Selected text:
Tor sensed that I would be open to using a new guitarist. I didn't want to take him because I knew he was a member of Dennis Warren's Full Metal Revolutionary Jazz Ensemble. I'm not in the habit of stealing musicians from other people's bands. After Tor convinced me that he was going to remain in New York City, I decided to give him a chance. The first time he played with us, it didn't work out. I let Tor go and he returned several months later. This time, he played very well with the group and he's been in the band ever since. Sabir Mateen's career took off after the release of Red Sprites & Blue Jets. By the time I was able to start getting the band work four years later, Sabir was already up and running.

AAJ: How about your other two band members, saxophonist Ras Moshe and trumpeter James Duncan?

Aim: Print the entire interview excerpt about the band's musicians word for word. Work only from the interview excerpt.

Items:
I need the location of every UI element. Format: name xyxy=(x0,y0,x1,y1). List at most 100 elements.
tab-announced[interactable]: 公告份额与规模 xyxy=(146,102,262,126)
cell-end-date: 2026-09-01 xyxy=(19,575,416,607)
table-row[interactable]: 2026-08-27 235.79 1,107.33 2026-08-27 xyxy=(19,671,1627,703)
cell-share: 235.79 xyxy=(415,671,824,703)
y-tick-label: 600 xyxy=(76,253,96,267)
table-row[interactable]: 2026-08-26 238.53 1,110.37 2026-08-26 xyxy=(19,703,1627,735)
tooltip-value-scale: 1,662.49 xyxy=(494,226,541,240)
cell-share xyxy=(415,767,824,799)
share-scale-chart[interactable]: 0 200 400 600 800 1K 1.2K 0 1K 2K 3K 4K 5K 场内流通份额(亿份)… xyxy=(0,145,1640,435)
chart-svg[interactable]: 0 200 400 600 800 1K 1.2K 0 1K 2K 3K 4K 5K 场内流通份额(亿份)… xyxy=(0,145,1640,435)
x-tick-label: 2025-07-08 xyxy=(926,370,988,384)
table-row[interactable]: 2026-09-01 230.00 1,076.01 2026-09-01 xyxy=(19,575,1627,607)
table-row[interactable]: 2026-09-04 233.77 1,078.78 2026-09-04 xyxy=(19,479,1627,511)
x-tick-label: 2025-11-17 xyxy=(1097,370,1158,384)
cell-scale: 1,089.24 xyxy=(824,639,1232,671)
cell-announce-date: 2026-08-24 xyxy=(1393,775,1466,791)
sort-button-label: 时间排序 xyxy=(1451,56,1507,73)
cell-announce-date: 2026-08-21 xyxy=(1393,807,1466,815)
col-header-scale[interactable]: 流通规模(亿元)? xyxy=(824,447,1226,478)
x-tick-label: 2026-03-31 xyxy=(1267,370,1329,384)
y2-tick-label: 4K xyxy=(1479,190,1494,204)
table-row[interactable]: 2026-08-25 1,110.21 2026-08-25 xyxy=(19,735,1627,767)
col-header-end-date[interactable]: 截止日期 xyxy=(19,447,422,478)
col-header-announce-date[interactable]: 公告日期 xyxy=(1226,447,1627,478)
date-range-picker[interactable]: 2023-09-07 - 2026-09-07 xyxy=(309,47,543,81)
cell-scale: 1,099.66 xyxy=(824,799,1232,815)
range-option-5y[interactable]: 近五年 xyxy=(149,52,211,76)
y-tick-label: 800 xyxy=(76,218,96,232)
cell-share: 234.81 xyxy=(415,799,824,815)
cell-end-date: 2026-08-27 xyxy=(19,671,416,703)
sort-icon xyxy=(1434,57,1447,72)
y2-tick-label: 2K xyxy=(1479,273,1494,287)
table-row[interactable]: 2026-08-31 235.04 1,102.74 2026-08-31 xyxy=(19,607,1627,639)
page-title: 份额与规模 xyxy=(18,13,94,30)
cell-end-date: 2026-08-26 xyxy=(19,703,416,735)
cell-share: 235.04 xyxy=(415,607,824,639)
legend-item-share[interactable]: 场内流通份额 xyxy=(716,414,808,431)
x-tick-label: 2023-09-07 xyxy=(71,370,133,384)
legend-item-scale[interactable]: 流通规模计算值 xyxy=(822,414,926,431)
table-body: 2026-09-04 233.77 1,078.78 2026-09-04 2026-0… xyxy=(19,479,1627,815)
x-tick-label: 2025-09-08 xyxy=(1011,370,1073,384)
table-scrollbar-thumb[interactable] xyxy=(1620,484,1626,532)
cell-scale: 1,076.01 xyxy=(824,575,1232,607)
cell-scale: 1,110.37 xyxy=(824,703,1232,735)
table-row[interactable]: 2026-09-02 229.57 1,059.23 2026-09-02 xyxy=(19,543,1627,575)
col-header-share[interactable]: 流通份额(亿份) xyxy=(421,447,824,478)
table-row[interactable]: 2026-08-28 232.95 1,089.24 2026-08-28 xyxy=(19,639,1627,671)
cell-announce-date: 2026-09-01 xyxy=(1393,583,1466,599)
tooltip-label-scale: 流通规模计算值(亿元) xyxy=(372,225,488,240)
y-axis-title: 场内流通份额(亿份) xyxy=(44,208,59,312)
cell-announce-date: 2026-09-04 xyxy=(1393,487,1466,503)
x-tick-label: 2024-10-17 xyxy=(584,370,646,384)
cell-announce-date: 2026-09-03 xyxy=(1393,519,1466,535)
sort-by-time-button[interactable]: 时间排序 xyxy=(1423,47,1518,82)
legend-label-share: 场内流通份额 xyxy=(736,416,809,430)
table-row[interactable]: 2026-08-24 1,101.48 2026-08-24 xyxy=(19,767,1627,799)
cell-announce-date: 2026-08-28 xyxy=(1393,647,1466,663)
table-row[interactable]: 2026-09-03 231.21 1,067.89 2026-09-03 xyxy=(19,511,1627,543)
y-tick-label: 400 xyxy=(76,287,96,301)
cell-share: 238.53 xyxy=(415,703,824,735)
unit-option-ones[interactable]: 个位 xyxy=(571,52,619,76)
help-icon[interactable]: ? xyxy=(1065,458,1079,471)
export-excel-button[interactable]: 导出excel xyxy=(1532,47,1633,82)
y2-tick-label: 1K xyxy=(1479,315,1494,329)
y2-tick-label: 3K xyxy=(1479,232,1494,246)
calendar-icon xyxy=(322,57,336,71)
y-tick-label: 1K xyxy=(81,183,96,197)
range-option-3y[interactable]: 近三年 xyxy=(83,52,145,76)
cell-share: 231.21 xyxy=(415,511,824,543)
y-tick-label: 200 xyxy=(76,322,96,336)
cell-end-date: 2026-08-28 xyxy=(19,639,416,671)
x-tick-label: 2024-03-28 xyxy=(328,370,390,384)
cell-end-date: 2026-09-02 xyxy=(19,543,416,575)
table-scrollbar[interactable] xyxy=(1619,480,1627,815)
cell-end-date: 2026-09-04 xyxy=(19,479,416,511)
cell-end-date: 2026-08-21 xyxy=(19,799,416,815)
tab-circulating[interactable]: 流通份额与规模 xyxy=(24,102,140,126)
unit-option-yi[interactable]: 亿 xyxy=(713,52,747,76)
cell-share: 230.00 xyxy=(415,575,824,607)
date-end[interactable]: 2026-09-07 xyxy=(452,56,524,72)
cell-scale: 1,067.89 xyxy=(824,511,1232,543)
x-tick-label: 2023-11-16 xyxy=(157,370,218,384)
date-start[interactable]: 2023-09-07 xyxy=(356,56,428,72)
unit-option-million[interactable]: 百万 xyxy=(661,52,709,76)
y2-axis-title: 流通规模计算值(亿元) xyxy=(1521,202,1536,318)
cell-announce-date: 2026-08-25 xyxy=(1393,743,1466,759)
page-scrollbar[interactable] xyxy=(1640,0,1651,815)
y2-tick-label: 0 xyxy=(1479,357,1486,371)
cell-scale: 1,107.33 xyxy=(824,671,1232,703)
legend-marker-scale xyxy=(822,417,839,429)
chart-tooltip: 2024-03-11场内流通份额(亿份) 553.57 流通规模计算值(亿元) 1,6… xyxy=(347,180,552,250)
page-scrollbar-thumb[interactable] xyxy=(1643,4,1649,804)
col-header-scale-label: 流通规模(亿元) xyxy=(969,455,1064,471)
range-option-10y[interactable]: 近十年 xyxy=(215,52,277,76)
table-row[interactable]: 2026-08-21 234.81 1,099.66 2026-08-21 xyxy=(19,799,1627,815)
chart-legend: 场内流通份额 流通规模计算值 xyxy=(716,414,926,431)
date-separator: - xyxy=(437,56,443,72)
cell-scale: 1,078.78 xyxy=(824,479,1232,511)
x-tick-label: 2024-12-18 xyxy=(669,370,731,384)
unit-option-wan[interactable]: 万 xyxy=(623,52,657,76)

Exercise solution:
Tor sensed that I would be open to using a new guitarist. I didn't want to take him because I knew he was a member of Dennis Warren's Full Metal Revolutionary Jazz Ensemble. I'm not in the habit of stealing musicians from other people's bands. After Tor convinced me that he was going to remain in New York City, I decided to give him a chance. The first time he played with us, it didn't work out. I let Tor go and he returned several months later. This time, he played very well with the group and he's been in the band ever since. Sabir Mateen's career took off after the release of Red Sprites & Blue Jets. By the time I was able to start getting the band work four years later, Sabir was already up and running.

AAJ: How about your other two band members, saxophonist Ras Moshe and trumpeter James Duncan?